## What is needed
Lines containing the string "name" are to be collected in full.

* * * * * * *

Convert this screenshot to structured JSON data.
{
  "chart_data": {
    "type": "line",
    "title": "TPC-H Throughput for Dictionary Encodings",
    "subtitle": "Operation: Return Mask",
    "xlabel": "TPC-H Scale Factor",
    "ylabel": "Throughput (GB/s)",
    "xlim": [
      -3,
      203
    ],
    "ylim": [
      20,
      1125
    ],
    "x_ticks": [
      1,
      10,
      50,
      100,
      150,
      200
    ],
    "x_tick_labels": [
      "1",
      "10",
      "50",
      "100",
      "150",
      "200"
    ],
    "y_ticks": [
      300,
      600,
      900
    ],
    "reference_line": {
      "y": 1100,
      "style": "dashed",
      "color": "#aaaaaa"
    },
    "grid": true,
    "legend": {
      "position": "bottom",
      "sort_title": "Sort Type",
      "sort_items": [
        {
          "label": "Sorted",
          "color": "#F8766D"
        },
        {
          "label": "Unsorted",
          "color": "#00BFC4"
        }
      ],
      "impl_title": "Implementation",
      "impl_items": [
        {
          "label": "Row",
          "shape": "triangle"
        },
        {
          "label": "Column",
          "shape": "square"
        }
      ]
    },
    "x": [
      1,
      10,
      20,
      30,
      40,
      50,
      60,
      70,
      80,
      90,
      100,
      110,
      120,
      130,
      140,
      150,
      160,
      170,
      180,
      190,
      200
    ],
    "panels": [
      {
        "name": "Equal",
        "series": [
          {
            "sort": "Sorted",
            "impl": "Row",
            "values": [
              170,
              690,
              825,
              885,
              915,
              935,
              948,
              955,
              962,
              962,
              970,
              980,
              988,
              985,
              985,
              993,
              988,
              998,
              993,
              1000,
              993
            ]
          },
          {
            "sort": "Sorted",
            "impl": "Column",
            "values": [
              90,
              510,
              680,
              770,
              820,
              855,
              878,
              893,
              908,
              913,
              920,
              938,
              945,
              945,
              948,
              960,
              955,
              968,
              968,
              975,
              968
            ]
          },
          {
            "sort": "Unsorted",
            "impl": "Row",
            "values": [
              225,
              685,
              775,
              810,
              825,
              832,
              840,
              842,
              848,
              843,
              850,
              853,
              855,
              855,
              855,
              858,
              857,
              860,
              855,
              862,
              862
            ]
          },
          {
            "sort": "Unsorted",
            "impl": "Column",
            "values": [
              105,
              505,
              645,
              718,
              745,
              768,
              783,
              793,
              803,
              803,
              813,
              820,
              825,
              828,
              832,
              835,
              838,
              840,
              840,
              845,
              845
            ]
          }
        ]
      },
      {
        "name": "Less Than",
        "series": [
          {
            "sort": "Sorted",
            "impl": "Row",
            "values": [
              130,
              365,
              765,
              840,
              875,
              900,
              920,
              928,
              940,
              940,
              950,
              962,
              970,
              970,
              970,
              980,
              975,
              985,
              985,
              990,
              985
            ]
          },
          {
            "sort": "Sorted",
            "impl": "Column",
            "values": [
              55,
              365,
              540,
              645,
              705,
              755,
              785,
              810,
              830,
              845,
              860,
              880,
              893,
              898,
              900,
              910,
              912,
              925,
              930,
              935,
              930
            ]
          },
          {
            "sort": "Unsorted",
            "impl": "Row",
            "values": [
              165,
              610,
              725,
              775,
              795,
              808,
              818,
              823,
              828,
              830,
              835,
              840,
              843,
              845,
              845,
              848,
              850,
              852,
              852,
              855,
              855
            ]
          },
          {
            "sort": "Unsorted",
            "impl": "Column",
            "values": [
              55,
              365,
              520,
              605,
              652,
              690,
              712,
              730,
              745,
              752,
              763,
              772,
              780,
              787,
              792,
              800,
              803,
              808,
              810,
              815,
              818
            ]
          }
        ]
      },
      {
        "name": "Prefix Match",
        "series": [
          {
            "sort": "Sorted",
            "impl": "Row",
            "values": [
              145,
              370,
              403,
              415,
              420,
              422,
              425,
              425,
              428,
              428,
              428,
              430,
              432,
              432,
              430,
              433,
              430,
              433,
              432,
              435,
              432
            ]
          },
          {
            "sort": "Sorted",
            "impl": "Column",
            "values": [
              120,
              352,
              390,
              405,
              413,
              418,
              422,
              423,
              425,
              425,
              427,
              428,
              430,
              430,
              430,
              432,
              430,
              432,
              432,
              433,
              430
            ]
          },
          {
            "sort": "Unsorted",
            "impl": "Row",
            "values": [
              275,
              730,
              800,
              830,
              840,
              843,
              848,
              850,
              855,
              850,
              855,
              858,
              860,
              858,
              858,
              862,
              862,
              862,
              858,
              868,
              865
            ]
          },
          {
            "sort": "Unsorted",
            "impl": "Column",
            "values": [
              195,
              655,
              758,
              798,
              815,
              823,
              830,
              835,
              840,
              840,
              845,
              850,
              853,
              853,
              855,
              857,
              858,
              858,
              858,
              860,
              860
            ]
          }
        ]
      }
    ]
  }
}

* * * * * * *

## Response below
        "name": "Equal",
        "name": "Less Than",
        "name": "Prefix Match",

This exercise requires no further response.